***** Exercise inputs *****

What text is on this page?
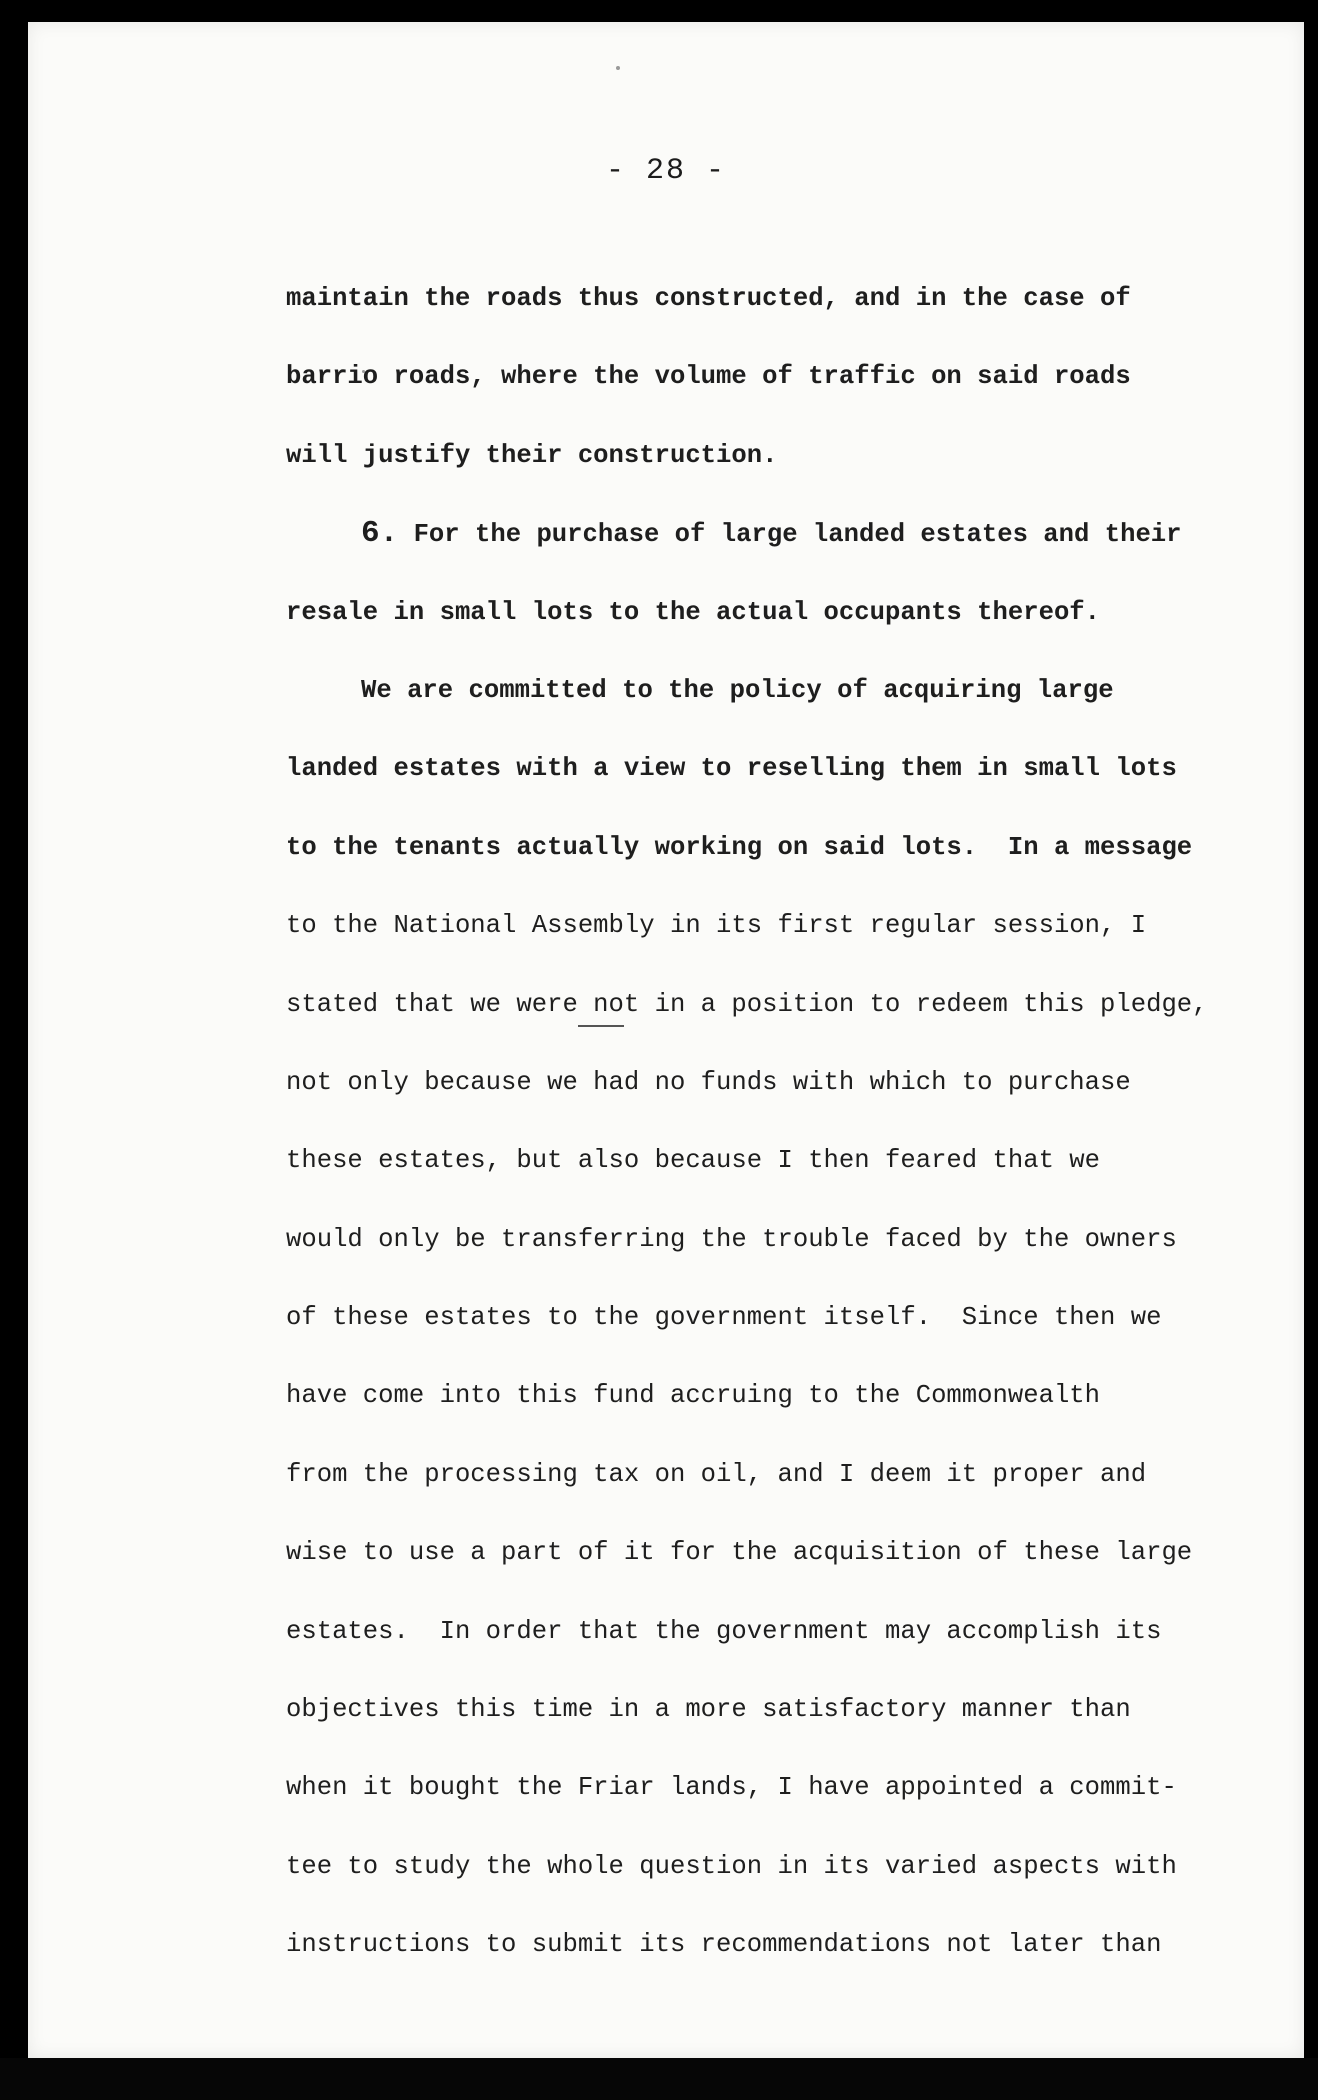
- 28 -

maintain the roads thus constructed, and in the case of

barrio roads, where the volume of traffic on said roads

will justify their construction.

6. For the purchase of large landed estates and their

resale in small lots to the actual occupants thereof.

We are committed to the policy of acquiring large

landed estates with a view to reselling them in small lots

to the tenants actually working on said lots.  In a message

to the National Assembly in its first regular session, I

stated that we were not in a position to redeem this pledge,

not only because we had no funds with which to purchase

these estates, but also because I then feared that we

would only be transferring the trouble faced by the owners

of these estates to the government itself.  Since then we

have come into this fund accruing to the Commonwealth

from the processing tax on oil, and I deem it proper and

wise to use a part of it for the acquisition of these large

estates.  In order that the government may accomplish its

objectives this time in a more satisfactory manner than

when it bought the Friar lands, I have appointed a commit-

tee to study the whole question in its varied aspects with

instructions to submit its recommendations not later than
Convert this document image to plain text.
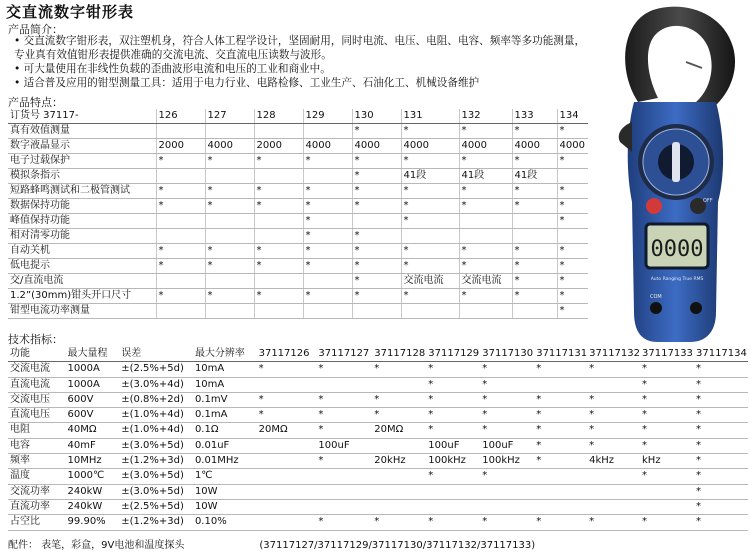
交直流数字钳形表
产品简介：
• 交直流数字钳形表，双注塑机身，符合人体工程学设计，坚固耐用，同时电流、电压、电阻、电容、频率等多功能测量，
专业真有效值钳形表提供准确的交流电流、交直流电压读数与波形。
• 可大量使用在非线性负载的歪曲波形电流和电压的工业和商业中。
• 适合普及应用的钳型测量工具：适用于电力行业、电路检修、工业生产、石油化工、机械设备维护
产品特点：
订货号 37117-	126	127	128	129	130	131	132	133	134
真有效值测量					*	*	*	*	*
数字液晶显示	2000	4000	2000	4000	4000	4000	4000	4000	4000
电子过载保护	*	*	*	*	*	*	*	*	*
模拟条指示					*	41段	41段	41段	
短路蜂鸣测试和二极管测试	*	*	*	*	*	*	*	*	*
数据保持功能	*	*	*	*	*	*	*	*	*
峰值保持功能				*		*			*
相对清零功能				*	*				
自动关机	*	*	*	*	*	*	*	*	*
低电提示	*	*	*	*	*	*	*	*	*
交/直流电流					*	交流电流	交流电流	*	*
1.2”(30mm)钳头开口尺寸	*	*	*	*	*	*	*	*	*
钳型电流功率测量									*
技术指标：
功能	最大量程	误差	最大分辨率	37117126	37117127	37117128	37117129	37117130	37117131	37117132	37117133	37117134
交流电流	1000A	±(2.5%+5d)	10mA	*	*	*	*	*	*	*	*	*
直流电流	1000A	±(3.0%+4d)	10mA				*	*			*	*
交流电压	600V	±(0.8%+2d)	0.1mV	*	*	*	*	*	*	*	*	*
直流电压	600V	±(1.0%+4d)	0.1mA	*	*	*	*	*	*	*	*	*
电阻	40MΩ	±(1.0%+4d)	0.1Ω	20MΩ	*	20MΩ	*	*	*	*	*	*
电容	40mF	±(3.0%+5d)	0.01uF		100uF		100uF	100uF	*	*	*	*
频率	10MHz	±(1.2%+3d)	0.01MHz		*	20kHz	100kHz	100kHz	*	4kHz	kHz	*
温度	1000℃	±(3.0%+5d)	1℃				*	*			*	*
交流功率	240kW	±(3.0%+5d)	10W									*
直流功率	240kW	±(2.5%+5d)	10W									*
占空比	99.90%	±(1.2%+3d)	0.10%		*	*	*	*	*	*	*	*
配件： 表笔，彩盒，9V电池和温度探头	(37117127/37117129/37117130/37117132/37117133)
OFF
0000
Auto Ranging True RMS
COM
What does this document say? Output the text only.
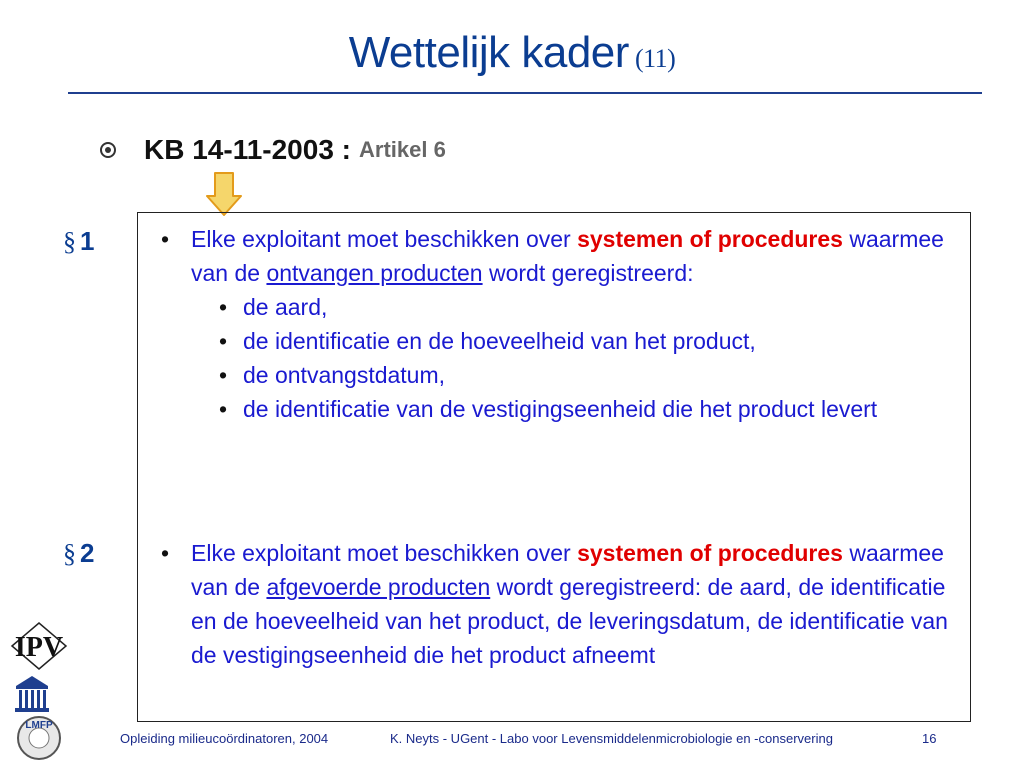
Wettelijk kader (11)
KB 14-11-2003 : Artikel 6
§ 1	• Elke exploitant moet beschikken over systemen of procedures waarmee van de ontvangen producten wordt geregistreerd:
• de aard,
• de identificatie en de hoeveelheid van het product,
• de ontvangstdatum,
• de identificatie van de vestigingseenheid die het product levert
§ 2	• Elke exploitant moet beschikken over systemen of procedures waarmee van de afgevoerde producten wordt geregistreerd: de aard, de identificatie en de hoeveelheid van het product, de leveringsdatum, de identificatie van de vestigingseenheid die het product afneemt
IPV
LMFP
Opleiding milieucoördinatoren, 2004	K. Neyts - UGent - Labo voor Levensmiddelenmicrobiologie en -conservering	16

*****

What you should do: Quote every record above exactly, leaving out the pictures.

The answer:
What text is on this page?
- 28 -

maintain the roads thus constructed, and in the case of

barrio roads, where the volume of traffic on said roads

will justify their construction.

6. For the purchase of large landed estates and their

resale in small lots to the actual occupants thereof.

We are committed to the policy of acquiring large

landed estates with a view to reselling them in small lots

to the tenants actually working on said lots.  In a message

to the National Assembly in its first regular session, I

stated that we were not in a position to redeem this pledge,

not only because we had no funds with which to purchase

these estates, but also because I then feared that we

would only be transferring the trouble faced by the owners

of these estates to the government itself.  Since then we

have come into this fund accruing to the Commonwealth

from the processing tax on oil, and I deem it proper and

wise to use a part of it for the acquisition of these large

estates.  In order that the government may accomplish its

objectives this time in a more satisfactory manner than

when it bought the Friar lands, I have appointed a commit-

tee to study the whole question in its varied aspects with

instructions to submit its recommendations not later than
Convert this document image to plain text.
交直流数字钳形表
产品简介：
• 交直流数字钳形表，双注塑机身，符合人体工程学设计，坚固耐用，同时电流、电压、电阻、电容、频率等多功能测量，
专业真有效值钳形表提供准确的交流电流、交直流电压读数与波形。
• 可大量使用在非线性负载的歪曲波形电流和电压的工业和商业中。
• 适合普及应用的钳型测量工具：适用于电力行业、电路检修、工业生产、石油化工、机械设备维护
产品特点：
订货号 37117-	126	127	128	129	130	131	132	133	134
真有效值测量					*	*	*	*	*
数字液晶显示	2000	4000	2000	4000	4000	4000	4000	4000	4000
电子过载保护	*	*	*	*	*	*	*	*	*
模拟条指示					*	41段	41段	41段	
短路蜂鸣测试和二极管测试	*	*	*	*	*	*	*	*	*
数据保持功能	*	*	*	*	*	*	*	*	*
峰值保持功能				*		*			*
相对清零功能				*	*				
自动关机	*	*	*	*	*	*	*	*	*
低电提示	*	*	*	*	*	*	*	*	*
交/直流电流					*	交流电流	交流电流	*	*
1.2”(30mm)钳头开口尺寸	*	*	*	*	*	*	*	*	*
钳型电流功率测量									*
技术指标：
功能	最大量程	误差	最大分辨率	37117126	37117127	37117128	37117129	37117130	37117131	37117132	37117133	37117134
交流电流	1000A	±(2.5%+5d)	10mA	*	*	*	*	*	*	*	*	*
直流电流	1000A	±(3.0%+4d)	10mA				*	*			*	*
交流电压	600V	±(0.8%+2d)	0.1mV	*	*	*	*	*	*	*	*	*
直流电压	600V	±(1.0%+4d)	0.1mA	*	*	*	*	*	*	*	*	*
电阻	40MΩ	±(1.0%+4d)	0.1Ω	20MΩ	*	20MΩ	*	*	*	*	*	*
电容	40mF	±(3.0%+5d)	0.01uF		100uF		100uF	100uF	*	*	*	*
频率	10MHz	±(1.2%+3d)	0.01MHz		*	20kHz	100kHz	100kHz	*	4kHz	kHz	*
温度	1000℃	±(3.0%+5d)	1℃				*	*			*	*
交流功率	240kW	±(3.0%+5d)	10W									*
直流功率	240kW	±(2.5%+5d)	10W									*
占空比	99.90%	±(1.2%+3d)	0.10%		*	*	*	*	*	*	*	*
配件： 表笔，彩盒，9V电池和温度探头	(37117127/37117129/37117130/37117132/37117133)
OFF
0000
Auto Ranging True RMS
COM
What does this document say? Output the text only.
Wettelijk kader (11)
KB 14-11-2003 : Artikel 6
§ 1	• Elke exploitant moet beschikken over systemen of procedures waarmee van de ontvangen producten wordt geregistreerd:
• de aard,
• de identificatie en de hoeveelheid van het product,
• de ontvangstdatum,
• de identificatie van de vestigingseenheid die het product levert
§ 2	• Elke exploitant moet beschikken over systemen of procedures waarmee van de afgevoerde producten wordt geregistreerd: de aard, de identificatie en de hoeveelheid van het product, de leveringsdatum, de identificatie van de vestigingseenheid die het product afneemt
IPV
LMFP
Opleiding milieucoördinatoren, 2004	K. Neyts - UGent - Labo voor Levensmiddelenmicrobiologie en -conservering	16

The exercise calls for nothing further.